(Rows from a figure dataset)
#####

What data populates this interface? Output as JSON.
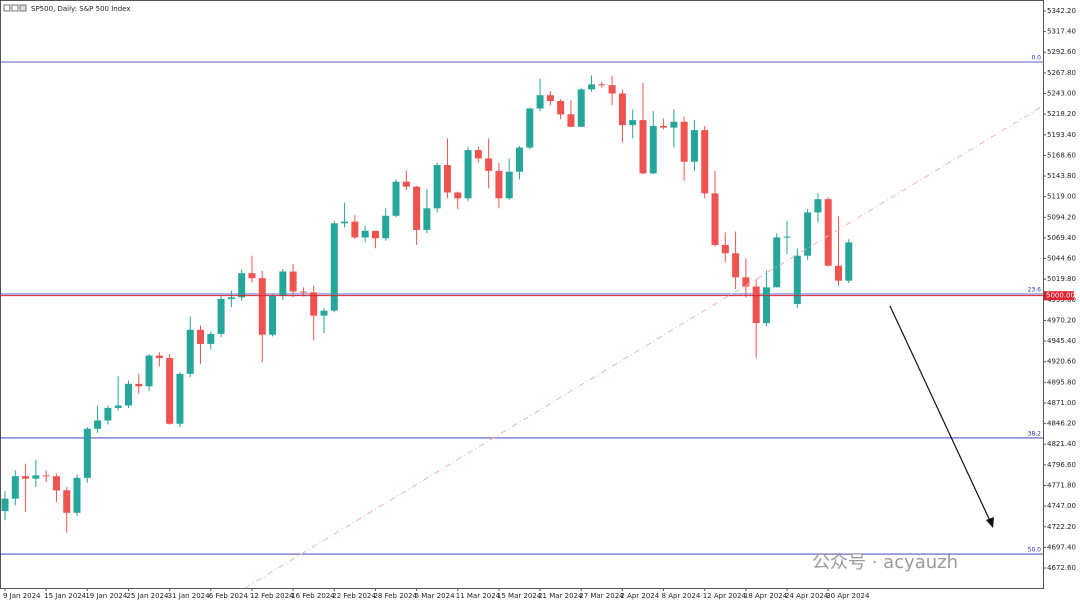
{
  "chart_data": {
    "type": "candlestick",
    "title": "SP500, Daily: S&P 500 Index",
    "categories": [
      "9 Jan 2024",
      null,
      null,
      null,
      "15 Jan 2024",
      null,
      null,
      null,
      "19 Jan 2024",
      null,
      null,
      null,
      "25 Jan 2024",
      null,
      null,
      null,
      "31 Jan 2024",
      null,
      null,
      null,
      "6 Feb 2024",
      null,
      null,
      null,
      "12 Feb 2024",
      null,
      null,
      null,
      "16 Feb 2024",
      null,
      null,
      null,
      "22 Feb 2024",
      null,
      null,
      null,
      "28 Feb 2024",
      null,
      null,
      null,
      "5 Mar 2024",
      null,
      null,
      null,
      "11 Mar 2024",
      null,
      null,
      null,
      "15 Mar 2024",
      null,
      null,
      null,
      "21 Mar 2024",
      null,
      null,
      null,
      "27 Mar 2024",
      null,
      null,
      null,
      "2 Apr 2024",
      null,
      null,
      null,
      "8 Apr 2024",
      null,
      null,
      null,
      "12 Apr 2024",
      null,
      null,
      null,
      "18 Apr 2024",
      null,
      null,
      null,
      "24 Apr 2024",
      null,
      null,
      null,
      "30 Apr 2024",
      null,
      null
    ],
    "open": [
      4741,
      4756,
      4783,
      4780,
      4784,
      4783,
      4766,
      4739,
      4781,
      4840,
      4850,
      4865,
      4868,
      4894,
      4891,
      4928,
      4925,
      4846,
      4906,
      4959,
      4942,
      4954,
      4996,
      4998,
      5027,
      5021,
      4953,
      5000,
      5029,
      5005,
      5004,
      4976,
      4982,
      5087,
      5089,
      5070,
      5078,
      5069,
      5096,
      5137,
      5131,
      5079,
      5105,
      5157,
      5124,
      5117,
      5175,
      5165,
      5150,
      5117,
      5149,
      5178,
      5225,
      5241,
      5234,
      5218,
      5203,
      5248,
      5254,
      5253,
      5243,
      5205,
      5211,
      5147,
      5204,
      5202,
      5209,
      5161,
      5199,
      5123,
      5061,
      5051,
      5022,
      5011,
      4967,
      5010,
      5070,
      4990,
      5048,
      5100,
      5116,
      5036,
      5018
    ],
    "high": [
      4765,
      4790,
      4798,
      4803,
      4790,
      4786,
      4770,
      4785,
      4842,
      4868,
      4868,
      4903,
      4898,
      4906,
      4930,
      4932,
      4930,
      4908,
      4975,
      4964,
      4957,
      5000,
      5006,
      5032,
      5048,
      5030,
      5002,
      5032,
      5038,
      5010,
      5012,
      4985,
      5090,
      5112,
      5097,
      5084,
      5075,
      5105,
      5140,
      5150,
      5132,
      5128,
      5160,
      5189,
      5125,
      5179,
      5179,
      5189,
      5160,
      5165,
      5180,
      5226,
      5261,
      5246,
      5236,
      5235,
      5250,
      5265,
      5257,
      5264,
      5248,
      5224,
      5256,
      5222,
      5213,
      5224,
      5215,
      5211,
      5204,
      5150,
      5076,
      5077,
      5045,
      5020,
      5030,
      5075,
      5090,
      5057,
      5104,
      5123,
      5118,
      5095,
      5068
    ],
    "low": [
      4730,
      4748,
      4740,
      4770,
      4776,
      4752,
      4715,
      4735,
      4775,
      4835,
      4845,
      4862,
      4865,
      4882,
      4885,
      4915,
      4845,
      4842,
      4902,
      4918,
      4935,
      4950,
      4986,
      4994,
      5016,
      4920,
      4951,
      4995,
      4998,
      4999,
      4946,
      4955,
      4980,
      5082,
      5068,
      5064,
      5057,
      5066,
      5094,
      5127,
      5061,
      5075,
      5100,
      5117,
      5104,
      5114,
      5160,
      5129,
      5105,
      5115,
      5140,
      5176,
      5222,
      5229,
      5212,
      5203,
      5203,
      5245,
      5250,
      5229,
      5184,
      5189,
      5146,
      5146,
      5200,
      5178,
      5138,
      5150,
      5117,
      5059,
      5040,
      5008,
      4998,
      4925,
      4963,
      5010,
      5050,
      4985,
      5043,
      5088,
      5035,
      5012,
      5015
    ],
    "close": [
      4756,
      4783,
      4780,
      4784,
      4783,
      4766,
      4739,
      4781,
      4840,
      4850,
      4865,
      4868,
      4894,
      4891,
      4928,
      4925,
      4846,
      4906,
      4959,
      4942,
      4954,
      4996,
      4998,
      5027,
      5021,
      4953,
      5000,
      5029,
      5005,
      5004,
      4976,
      4982,
      5087,
      5089,
      5070,
      5078,
      5069,
      5096,
      5137,
      5131,
      5079,
      5105,
      5157,
      5124,
      5117,
      5175,
      5165,
      5150,
      5117,
      5149,
      5178,
      5225,
      5241,
      5234,
      5218,
      5203,
      5248,
      5254,
      5253,
      5243,
      5205,
      5211,
      5147,
      5204,
      5202,
      5209,
      5161,
      5199,
      5123,
      5061,
      5051,
      5022,
      5011,
      4967,
      5010,
      5070,
      5071,
      5048,
      5100,
      5116,
      5036,
      5018,
      5064
    ],
    "up_color": "#26a69a",
    "down_color": "#ef5350",
    "ylim": [
      4648.6,
      5355.4
    ],
    "yticks": [
      {
        "value": 5342.2,
        "label": "5342.20"
      },
      {
        "value": 5317.4,
        "label": "5317.40"
      },
      {
        "value": 5292.6,
        "label": "5292.60"
      },
      {
        "value": 5267.8,
        "label": "5267.80"
      },
      {
        "value": 5243,
        "label": "5243.00"
      },
      {
        "value": 5218.2,
        "label": "5218.20"
      },
      {
        "value": 5193.4,
        "label": "5193.40"
      },
      {
        "value": 5168.6,
        "label": "5168.60"
      },
      {
        "value": 5143.8,
        "label": "5143.80"
      },
      {
        "value": 5119,
        "label": "5119.00"
      },
      {
        "value": 5094.2,
        "label": "5094.20"
      },
      {
        "value": 5069.4,
        "label": "5069.40"
      },
      {
        "value": 5044.6,
        "label": "5044.60"
      },
      {
        "value": 5019.8,
        "label": "5019.80"
      },
      {
        "value": 4995,
        "label": "4995.00"
      },
      {
        "value": 4970.2,
        "label": "4970.20"
      },
      {
        "value": 4945.4,
        "label": "4945.40"
      },
      {
        "value": 4920.6,
        "label": "4920.60"
      },
      {
        "value": 4895.8,
        "label": "4895.80"
      },
      {
        "value": 4871,
        "label": "4871.00"
      },
      {
        "value": 4846.2,
        "label": "4846.20"
      },
      {
        "value": 4821.4,
        "label": "4821.40"
      },
      {
        "value": 4796.6,
        "label": "4796.60"
      },
      {
        "value": 4771.8,
        "label": "4771.80"
      },
      {
        "value": 4747,
        "label": "4747.00"
      },
      {
        "value": 4722.2,
        "label": "4722.20"
      },
      {
        "value": 4697.4,
        "label": "4697.40"
      },
      {
        "value": 4672.6,
        "label": "4672.60"
      }
    ],
    "levels": [
      {
        "label": "0.0",
        "value": 5280.9
      },
      {
        "label": "23.6",
        "value": 5002
      },
      {
        "label": "38.2",
        "value": 4829
      },
      {
        "label": "50.0",
        "value": 4689.4
      }
    ],
    "level_color": "#2b2bb0",
    "price_line": {
      "value": 5000,
      "label": "5000.00"
    },
    "price_color": "#e0202a",
    "watermark": "公众号 · acyauzh"
  }
}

#####

## Description of the task
Every record above should be written out again exactly; the pictures stay out of the copy.

## Result below
What data populates this interface? Output as JSON.
{
  "chart_data": {
    "type": "candlestick",
    "title": "SP500, Daily: S&P 500 Index",
    "categories": [
      "9 Jan 2024",
      null,
      null,
      null,
      "15 Jan 2024",
      null,
      null,
      null,
      "19 Jan 2024",
      null,
      null,
      null,
      "25 Jan 2024",
      null,
      null,
      null,
      "31 Jan 2024",
      null,
      null,
      null,
      "6 Feb 2024",
      null,
      null,
      null,
      "12 Feb 2024",
      null,
      null,
      null,
      "16 Feb 2024",
      null,
      null,
      null,
      "22 Feb 2024",
      null,
      null,
      null,
      "28 Feb 2024",
      null,
      null,
      null,
      "5 Mar 2024",
      null,
      null,
      null,
      "11 Mar 2024",
      null,
      null,
      null,
      "15 Mar 2024",
      null,
      null,
      null,
      "21 Mar 2024",
      null,
      null,
      null,
      "27 Mar 2024",
      null,
      null,
      null,
      "2 Apr 2024",
      null,
      null,
      null,
      "8 Apr 2024",
      null,
      null,
      null,
      "12 Apr 2024",
      null,
      null,
      null,
      "18 Apr 2024",
      null,
      null,
      null,
      "24 Apr 2024",
      null,
      null,
      null,
      "30 Apr 2024",
      null,
      null
    ],
    "open": [
      4741,
      4756,
      4783,
      4780,
      4784,
      4783,
      4766,
      4739,
      4781,
      4840,
      4850,
      4865,
      4868,
      4894,
      4891,
      4928,
      4925,
      4846,
      4906,
      4959,
      4942,
      4954,
      4996,
      4998,
      5027,
      5021,
      4953,
      5000,
      5029,
      5005,
      5004,
      4976,
      4982,
      5087,
      5089,
      5070,
      5078,
      5069,
      5096,
      5137,
      5131,
      5079,
      5105,
      5157,
      5124,
      5117,
      5175,
      5165,
      5150,
      5117,
      5149,
      5178,
      5225,
      5241,
      5234,
      5218,
      5203,
      5248,
      5254,
      5253,
      5243,
      5205,
      5211,
      5147,
      5204,
      5202,
      5209,
      5161,
      5199,
      5123,
      5061,
      5051,
      5022,
      5011,
      4967,
      5010,
      5070,
      4990,
      5048,
      5100,
      5116,
      5036,
      5018
    ],
    "high": [
      4765,
      4790,
      4798,
      4803,
      4790,
      4786,
      4770,
      4785,
      4842,
      4868,
      4868,
      4903,
      4898,
      4906,
      4930,
      4932,
      4930,
      4908,
      4975,
      4964,
      4957,
      5000,
      5006,
      5032,
      5048,
      5030,
      5002,
      5032,
      5038,
      5010,
      5012,
      4985,
      5090,
      5112,
      5097,
      5084,
      5075,
      5105,
      5140,
      5150,
      5132,
      5128,
      5160,
      5189,
      5125,
      5179,
      5179,
      5189,
      5160,
      5165,
      5180,
      5226,
      5261,
      5246,
      5236,
      5235,
      5250,
      5265,
      5257,
      5264,
      5248,
      5224,
      5256,
      5222,
      5213,
      5224,
      5215,
      5211,
      5204,
      5150,
      5076,
      5077,
      5045,
      5020,
      5030,
      5075,
      5090,
      5057,
      5104,
      5123,
      5118,
      5095,
      5068
    ],
    "low": [
      4730,
      4748,
      4740,
      4770,
      4776,
      4752,
      4715,
      4735,
      4775,
      4835,
      4845,
      4862,
      4865,
      4882,
      4885,
      4915,
      4845,
      4842,
      4902,
      4918,
      4935,
      4950,
      4986,
      4994,
      5016,
      4920,
      4951,
      4995,
      4998,
      4999,
      4946,
      4955,
      4980,
      5082,
      5068,
      5064,
      5057,
      5066,
      5094,
      5127,
      5061,
      5075,
      5100,
      5117,
      5104,
      5114,
      5160,
      5129,
      5105,
      5115,
      5140,
      5176,
      5222,
      5229,
      5212,
      5203,
      5203,
      5245,
      5250,
      5229,
      5184,
      5189,
      5146,
      5146,
      5200,
      5178,
      5138,
      5150,
      5117,
      5059,
      5040,
      5008,
      4998,
      4925,
      4963,
      5010,
      5050,
      4985,
      5043,
      5088,
      5035,
      5012,
      5015
    ],
    "close": [
      4756,
      4783,
      4780,
      4784,
      4783,
      4766,
      4739,
      4781,
      4840,
      4850,
      4865,
      4868,
      4894,
      4891,
      4928,
      4925,
      4846,
      4906,
      4959,
      4942,
      4954,
      4996,
      4998,
      5027,
      5021,
      4953,
      5000,
      5029,
      5005,
      5004,
      4976,
      4982,
      5087,
      5089,
      5070,
      5078,
      5069,
      5096,
      5137,
      5131,
      5079,
      5105,
      5157,
      5124,
      5117,
      5175,
      5165,
      5150,
      5117,
      5149,
      5178,
      5225,
      5241,
      5234,
      5218,
      5203,
      5248,
      5254,
      5253,
      5243,
      5205,
      5211,
      5147,
      5204,
      5202,
      5209,
      5161,
      5199,
      5123,
      5061,
      5051,
      5022,
      5011,
      4967,
      5010,
      5070,
      5071,
      5048,
      5100,
      5116,
      5036,
      5018,
      5064
    ],
    "up_color": "#26a69a",
    "down_color": "#ef5350",
    "ylim": [
      4648.6,
      5355.4
    ],
    "yticks": [
      {
        "value": 5342.2,
        "label": "5342.20"
      },
      {
        "value": 5317.4,
        "label": "5317.40"
      },
      {
        "value": 5292.6,
        "label": "5292.60"
      },
      {
        "value": 5267.8,
        "label": "5267.80"
      },
      {
        "value": 5243,
        "label": "5243.00"
      },
      {
        "value": 5218.2,
        "label": "5218.20"
      },
      {
        "value": 5193.4,
        "label": "5193.40"
      },
      {
        "value": 5168.6,
        "label": "5168.60"
      },
      {
        "value": 5143.8,
        "label": "5143.80"
      },
      {
        "value": 5119,
        "label": "5119.00"
      },
      {
        "value": 5094.2,
        "label": "5094.20"
      },
      {
        "value": 5069.4,
        "label": "5069.40"
      },
      {
        "value": 5044.6,
        "label": "5044.60"
      },
      {
        "value": 5019.8,
        "label": "5019.80"
      },
      {
        "value": 4995,
        "label": "4995.00"
      },
      {
        "value": 4970.2,
        "label": "4970.20"
      },
      {
        "value": 4945.4,
        "label": "4945.40"
      },
      {
        "value": 4920.6,
        "label": "4920.60"
      },
      {
        "value": 4895.8,
        "label": "4895.80"
      },
      {
        "value": 4871,
        "label": "4871.00"
      },
      {
        "value": 4846.2,
        "label": "4846.20"
      },
      {
        "value": 4821.4,
        "label": "4821.40"
      },
      {
        "value": 4796.6,
        "label": "4796.60"
      },
      {
        "value": 4771.8,
        "label": "4771.80"
      },
      {
        "value": 4747,
        "label": "4747.00"
      },
      {
        "value": 4722.2,
        "label": "4722.20"
      },
      {
        "value": 4697.4,
        "label": "4697.40"
      },
      {
        "value": 4672.6,
        "label": "4672.60"
      }
    ],
    "levels": [
      {
        "label": "0.0",
        "value": 5280.9
      },
      {
        "label": "23.6",
        "value": 5002
      },
      {
        "label": "38.2",
        "value": 4829
      },
      {
        "label": "50.0",
        "value": 4689.4
      }
    ],
    "level_color": "#2b2bb0",
    "price_line": {
      "value": 5000,
      "label": "5000.00"
    },
    "price_color": "#e0202a",
    "watermark": "公众号 · acyauzh"
  }
}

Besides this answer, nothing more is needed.